• _Request_: Below are some records; return each one exactly.

** BEGIN Task material **

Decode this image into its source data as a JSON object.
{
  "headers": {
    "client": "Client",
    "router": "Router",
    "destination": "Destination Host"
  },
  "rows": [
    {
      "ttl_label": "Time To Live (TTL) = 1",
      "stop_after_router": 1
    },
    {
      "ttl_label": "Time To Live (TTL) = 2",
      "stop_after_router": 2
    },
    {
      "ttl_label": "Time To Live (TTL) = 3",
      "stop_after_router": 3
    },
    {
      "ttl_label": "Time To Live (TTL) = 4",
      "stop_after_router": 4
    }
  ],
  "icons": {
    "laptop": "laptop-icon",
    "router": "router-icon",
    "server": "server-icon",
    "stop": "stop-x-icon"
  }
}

** END Task material **

• _Written response_:
Decode this image into its source data as a JSON object.
{
  "headers": {
    "client": "Client",
    "router": "Router",
    "destination": "Destination Host"
  },
  "rows": [
    {
      "ttl_label": "Time To Live (TTL) = 1",
      "stop_after_router": 1
    },
    {
      "ttl_label": "Time To Live (TTL) = 2",
      "stop_after_router": 2
    },
    {
      "ttl_label": "Time To Live (TTL) = 3",
      "stop_after_router": 3
    },
    {
      "ttl_label": "Time To Live (TTL) = 4",
      "stop_after_router": 4
    }
  ],
  "icons": {
    "laptop": "laptop-icon",
    "router": "router-icon",
    "server": "server-icon",
    "stop": "stop-x-icon"
  }
}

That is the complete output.